=== What the task asks ===
Copy out each line of the material in which the word "অপতথ" appears.

=== Provided data ===
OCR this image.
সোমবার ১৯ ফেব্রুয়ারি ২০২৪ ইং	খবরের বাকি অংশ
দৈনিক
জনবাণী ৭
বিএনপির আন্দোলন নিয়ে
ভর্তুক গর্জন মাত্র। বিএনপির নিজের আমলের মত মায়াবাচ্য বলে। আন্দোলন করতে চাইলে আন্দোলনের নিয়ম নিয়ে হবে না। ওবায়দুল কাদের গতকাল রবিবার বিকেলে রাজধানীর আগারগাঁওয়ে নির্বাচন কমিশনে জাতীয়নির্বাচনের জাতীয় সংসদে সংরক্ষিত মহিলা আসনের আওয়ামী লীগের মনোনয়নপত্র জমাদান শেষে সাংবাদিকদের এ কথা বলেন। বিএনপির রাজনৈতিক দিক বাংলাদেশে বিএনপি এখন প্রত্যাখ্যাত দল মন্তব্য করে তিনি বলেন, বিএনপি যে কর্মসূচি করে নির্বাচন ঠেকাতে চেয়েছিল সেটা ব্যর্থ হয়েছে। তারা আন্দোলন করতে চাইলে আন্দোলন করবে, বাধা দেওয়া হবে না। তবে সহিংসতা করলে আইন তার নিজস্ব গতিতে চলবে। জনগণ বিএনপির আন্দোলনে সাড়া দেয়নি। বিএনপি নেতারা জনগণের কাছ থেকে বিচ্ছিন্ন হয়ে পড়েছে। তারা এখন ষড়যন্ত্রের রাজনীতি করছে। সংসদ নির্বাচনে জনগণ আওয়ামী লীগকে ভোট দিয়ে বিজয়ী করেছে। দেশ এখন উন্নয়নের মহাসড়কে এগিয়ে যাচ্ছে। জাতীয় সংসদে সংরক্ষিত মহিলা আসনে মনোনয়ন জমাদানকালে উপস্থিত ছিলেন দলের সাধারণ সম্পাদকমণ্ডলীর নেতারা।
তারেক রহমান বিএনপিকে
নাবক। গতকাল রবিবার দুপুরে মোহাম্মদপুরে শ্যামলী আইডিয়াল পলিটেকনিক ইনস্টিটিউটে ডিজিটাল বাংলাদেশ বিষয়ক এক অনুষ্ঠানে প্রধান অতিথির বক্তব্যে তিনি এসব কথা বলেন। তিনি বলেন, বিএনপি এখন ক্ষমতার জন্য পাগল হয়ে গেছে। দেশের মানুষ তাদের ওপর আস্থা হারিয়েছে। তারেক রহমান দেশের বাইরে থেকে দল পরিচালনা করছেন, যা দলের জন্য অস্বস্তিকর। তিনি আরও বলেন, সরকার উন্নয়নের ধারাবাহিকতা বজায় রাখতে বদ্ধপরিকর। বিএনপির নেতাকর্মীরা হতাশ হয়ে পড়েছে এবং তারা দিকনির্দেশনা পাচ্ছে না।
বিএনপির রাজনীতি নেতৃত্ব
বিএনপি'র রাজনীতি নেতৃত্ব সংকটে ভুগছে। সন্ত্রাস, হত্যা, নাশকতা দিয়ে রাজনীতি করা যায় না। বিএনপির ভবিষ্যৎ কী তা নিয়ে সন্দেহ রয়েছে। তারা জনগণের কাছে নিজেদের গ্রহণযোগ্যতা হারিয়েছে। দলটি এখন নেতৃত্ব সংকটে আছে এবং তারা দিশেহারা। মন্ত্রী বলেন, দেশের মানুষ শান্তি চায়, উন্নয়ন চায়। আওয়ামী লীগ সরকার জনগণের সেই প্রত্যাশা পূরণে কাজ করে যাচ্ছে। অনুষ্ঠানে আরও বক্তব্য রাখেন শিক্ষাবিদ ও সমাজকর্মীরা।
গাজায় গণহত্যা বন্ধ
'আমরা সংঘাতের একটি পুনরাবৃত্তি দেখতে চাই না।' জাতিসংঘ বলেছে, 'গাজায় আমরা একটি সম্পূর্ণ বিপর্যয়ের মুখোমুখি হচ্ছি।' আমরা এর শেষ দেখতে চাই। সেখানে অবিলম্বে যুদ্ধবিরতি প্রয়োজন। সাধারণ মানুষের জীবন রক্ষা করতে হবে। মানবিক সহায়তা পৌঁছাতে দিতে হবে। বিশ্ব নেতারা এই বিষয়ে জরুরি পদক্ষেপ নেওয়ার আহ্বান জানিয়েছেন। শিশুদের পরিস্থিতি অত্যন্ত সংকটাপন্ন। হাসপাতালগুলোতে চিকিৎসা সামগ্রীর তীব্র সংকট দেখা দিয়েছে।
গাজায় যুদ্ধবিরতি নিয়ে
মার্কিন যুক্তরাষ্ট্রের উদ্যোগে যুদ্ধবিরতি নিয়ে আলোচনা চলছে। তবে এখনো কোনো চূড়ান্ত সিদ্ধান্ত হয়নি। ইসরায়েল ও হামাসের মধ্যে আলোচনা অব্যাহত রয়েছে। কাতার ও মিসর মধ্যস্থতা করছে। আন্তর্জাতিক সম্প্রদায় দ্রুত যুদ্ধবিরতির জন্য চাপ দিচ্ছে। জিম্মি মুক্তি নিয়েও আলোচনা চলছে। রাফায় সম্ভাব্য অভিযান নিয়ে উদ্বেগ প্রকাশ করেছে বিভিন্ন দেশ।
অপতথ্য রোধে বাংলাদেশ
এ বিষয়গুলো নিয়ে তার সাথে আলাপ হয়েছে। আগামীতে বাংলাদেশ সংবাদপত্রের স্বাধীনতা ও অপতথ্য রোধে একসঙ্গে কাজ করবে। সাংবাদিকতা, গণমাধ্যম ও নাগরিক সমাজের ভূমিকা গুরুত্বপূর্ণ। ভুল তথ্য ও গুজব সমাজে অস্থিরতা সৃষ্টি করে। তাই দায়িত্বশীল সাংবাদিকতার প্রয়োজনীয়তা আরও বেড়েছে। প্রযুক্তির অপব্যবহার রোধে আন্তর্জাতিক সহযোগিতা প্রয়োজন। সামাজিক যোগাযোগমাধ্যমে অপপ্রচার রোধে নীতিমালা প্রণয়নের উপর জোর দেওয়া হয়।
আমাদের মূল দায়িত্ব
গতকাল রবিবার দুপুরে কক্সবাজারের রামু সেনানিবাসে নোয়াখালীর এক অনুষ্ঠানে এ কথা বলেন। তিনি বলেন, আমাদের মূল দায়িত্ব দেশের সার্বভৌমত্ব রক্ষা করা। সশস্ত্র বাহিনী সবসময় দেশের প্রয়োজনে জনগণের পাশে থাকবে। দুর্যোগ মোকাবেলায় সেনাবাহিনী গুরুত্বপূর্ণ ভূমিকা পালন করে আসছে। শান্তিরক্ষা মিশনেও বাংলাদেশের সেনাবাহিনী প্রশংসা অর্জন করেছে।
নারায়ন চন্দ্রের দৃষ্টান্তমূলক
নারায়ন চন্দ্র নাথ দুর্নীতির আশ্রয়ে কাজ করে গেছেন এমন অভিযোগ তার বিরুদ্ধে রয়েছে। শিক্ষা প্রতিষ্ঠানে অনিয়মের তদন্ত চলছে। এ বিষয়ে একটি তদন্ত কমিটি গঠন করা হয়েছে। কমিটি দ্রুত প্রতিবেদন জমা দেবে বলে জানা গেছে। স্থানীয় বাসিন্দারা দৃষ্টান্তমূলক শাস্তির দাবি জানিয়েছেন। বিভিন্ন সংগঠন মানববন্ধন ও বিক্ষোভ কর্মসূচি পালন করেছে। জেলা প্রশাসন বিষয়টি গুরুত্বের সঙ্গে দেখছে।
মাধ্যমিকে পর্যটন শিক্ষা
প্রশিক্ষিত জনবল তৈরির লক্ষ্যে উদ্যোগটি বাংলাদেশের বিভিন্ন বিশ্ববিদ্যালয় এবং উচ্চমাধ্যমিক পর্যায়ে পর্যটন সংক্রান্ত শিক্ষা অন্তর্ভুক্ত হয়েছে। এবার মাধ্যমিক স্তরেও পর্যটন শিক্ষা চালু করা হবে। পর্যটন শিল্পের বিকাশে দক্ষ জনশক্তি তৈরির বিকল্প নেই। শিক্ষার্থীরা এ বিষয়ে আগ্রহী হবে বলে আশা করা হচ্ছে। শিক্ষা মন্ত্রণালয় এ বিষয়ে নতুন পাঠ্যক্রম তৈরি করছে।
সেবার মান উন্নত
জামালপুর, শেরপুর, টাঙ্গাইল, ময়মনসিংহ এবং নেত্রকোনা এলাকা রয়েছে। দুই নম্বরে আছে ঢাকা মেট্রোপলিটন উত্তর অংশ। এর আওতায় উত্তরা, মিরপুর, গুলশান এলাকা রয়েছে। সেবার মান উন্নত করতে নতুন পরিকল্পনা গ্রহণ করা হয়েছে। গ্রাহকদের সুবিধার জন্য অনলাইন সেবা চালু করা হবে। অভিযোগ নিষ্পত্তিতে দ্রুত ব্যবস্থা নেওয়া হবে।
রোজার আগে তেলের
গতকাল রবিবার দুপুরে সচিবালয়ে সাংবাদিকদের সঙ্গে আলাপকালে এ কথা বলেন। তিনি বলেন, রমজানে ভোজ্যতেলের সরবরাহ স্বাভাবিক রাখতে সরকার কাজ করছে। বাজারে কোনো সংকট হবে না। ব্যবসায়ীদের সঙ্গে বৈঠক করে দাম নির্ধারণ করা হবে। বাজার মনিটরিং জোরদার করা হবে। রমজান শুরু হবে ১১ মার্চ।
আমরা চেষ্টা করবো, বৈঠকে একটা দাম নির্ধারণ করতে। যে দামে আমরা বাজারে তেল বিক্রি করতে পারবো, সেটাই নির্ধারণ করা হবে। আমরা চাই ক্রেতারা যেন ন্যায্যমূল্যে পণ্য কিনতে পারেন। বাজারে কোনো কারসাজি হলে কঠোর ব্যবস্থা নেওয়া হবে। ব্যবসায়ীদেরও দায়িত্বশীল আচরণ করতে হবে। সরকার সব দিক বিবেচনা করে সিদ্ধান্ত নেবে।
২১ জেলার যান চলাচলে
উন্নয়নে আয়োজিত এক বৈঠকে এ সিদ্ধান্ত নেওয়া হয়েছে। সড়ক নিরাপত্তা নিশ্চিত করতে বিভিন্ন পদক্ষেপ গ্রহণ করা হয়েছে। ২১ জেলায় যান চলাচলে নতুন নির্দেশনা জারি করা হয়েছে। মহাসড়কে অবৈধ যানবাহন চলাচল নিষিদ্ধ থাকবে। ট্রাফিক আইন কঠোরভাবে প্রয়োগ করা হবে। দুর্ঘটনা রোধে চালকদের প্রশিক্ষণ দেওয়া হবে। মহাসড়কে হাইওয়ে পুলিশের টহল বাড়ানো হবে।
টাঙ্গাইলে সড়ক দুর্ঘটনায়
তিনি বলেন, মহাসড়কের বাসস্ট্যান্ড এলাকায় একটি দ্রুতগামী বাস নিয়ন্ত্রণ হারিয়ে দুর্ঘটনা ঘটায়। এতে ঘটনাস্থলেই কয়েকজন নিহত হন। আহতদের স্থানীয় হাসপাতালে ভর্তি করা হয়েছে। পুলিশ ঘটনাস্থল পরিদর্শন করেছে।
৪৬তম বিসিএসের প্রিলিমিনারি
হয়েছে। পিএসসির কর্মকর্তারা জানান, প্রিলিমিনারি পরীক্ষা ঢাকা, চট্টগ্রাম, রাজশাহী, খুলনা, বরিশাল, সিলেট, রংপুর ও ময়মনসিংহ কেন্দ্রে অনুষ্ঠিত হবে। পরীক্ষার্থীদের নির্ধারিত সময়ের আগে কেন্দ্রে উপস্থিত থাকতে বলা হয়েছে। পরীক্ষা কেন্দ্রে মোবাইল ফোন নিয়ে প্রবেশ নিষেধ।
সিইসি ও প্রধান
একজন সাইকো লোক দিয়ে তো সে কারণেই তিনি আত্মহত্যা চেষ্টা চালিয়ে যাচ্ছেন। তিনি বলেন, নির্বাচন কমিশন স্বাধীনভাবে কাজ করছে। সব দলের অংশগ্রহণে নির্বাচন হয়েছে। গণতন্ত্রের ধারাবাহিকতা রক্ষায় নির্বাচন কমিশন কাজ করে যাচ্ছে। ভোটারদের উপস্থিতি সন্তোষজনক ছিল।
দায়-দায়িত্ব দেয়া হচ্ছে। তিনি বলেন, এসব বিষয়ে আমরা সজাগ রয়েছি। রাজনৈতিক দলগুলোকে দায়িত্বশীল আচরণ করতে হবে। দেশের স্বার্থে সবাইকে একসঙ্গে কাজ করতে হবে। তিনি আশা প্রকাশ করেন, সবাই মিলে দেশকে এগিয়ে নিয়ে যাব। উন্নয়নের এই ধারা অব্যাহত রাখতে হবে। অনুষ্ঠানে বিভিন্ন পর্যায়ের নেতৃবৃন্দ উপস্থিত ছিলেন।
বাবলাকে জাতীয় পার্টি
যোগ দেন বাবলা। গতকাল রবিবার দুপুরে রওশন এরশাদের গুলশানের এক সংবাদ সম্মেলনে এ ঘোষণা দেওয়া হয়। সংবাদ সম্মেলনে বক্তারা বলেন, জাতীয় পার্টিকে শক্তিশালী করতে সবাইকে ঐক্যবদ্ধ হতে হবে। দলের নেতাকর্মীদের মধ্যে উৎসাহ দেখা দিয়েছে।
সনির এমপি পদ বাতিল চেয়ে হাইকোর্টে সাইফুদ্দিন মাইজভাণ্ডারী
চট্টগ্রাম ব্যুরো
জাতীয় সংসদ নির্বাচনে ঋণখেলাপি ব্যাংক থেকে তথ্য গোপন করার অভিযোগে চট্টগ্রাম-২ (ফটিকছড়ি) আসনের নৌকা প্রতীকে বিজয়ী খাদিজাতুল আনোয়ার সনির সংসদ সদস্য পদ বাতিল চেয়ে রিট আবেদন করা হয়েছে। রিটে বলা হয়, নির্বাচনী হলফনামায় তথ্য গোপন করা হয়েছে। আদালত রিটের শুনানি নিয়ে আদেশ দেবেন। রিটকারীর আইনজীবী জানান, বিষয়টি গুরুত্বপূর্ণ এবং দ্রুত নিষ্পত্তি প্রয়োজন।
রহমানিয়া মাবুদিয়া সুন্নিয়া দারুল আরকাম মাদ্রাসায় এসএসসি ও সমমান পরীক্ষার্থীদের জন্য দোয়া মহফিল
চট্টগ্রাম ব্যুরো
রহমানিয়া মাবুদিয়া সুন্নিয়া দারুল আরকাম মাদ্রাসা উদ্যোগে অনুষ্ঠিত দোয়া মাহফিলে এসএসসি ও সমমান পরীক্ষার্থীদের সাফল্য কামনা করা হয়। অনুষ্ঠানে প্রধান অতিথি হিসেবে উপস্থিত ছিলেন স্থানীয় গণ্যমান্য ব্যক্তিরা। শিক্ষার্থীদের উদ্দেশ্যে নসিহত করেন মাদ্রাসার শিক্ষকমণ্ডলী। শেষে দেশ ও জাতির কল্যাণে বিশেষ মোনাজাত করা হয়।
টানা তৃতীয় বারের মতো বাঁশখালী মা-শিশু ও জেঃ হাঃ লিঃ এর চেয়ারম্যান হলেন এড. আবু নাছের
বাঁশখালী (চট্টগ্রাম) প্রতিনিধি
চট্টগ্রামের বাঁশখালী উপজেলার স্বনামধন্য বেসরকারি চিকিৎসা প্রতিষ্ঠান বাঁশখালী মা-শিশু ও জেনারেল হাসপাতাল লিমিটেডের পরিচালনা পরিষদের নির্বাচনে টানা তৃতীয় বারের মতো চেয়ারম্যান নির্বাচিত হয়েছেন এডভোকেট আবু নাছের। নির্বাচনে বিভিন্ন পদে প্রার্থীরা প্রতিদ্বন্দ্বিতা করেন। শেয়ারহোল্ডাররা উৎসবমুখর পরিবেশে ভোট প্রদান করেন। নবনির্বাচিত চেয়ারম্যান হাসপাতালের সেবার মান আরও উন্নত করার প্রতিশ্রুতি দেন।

=== Right answer ===
অপতথ্য রোধে বাংলাদেশ
এ বিষয়গুলো নিয়ে তার সাথে আলাপ হয়েছে। আগামীতে বাংলাদেশ সংবাদপত্রের স্বাধীনতা ও অপতথ্য রোধে একসঙ্গে কাজ করবে। সাংবাদিকতা, গণমাধ্যম ও নাগরিক সমাজের ভূমিকা গুরুত্বপূর্ণ। ভুল তথ্য ও গুজব সমাজে অস্থিরতা সৃষ্টি করে। তাই দায়িত্বশীল সাংবাদিকতার প্রয়োজনীয়তা আরও বেড়েছে। প্রযুক্তির অপব্যবহার রোধে আন্তর্জাতিক সহযোগিতা প্রয়োজন। সামাজিক যোগাযোগমাধ্যমে অপপ্রচার রোধে নীতিমালা প্রণয়নের উপর জোর দেওয়া হয়।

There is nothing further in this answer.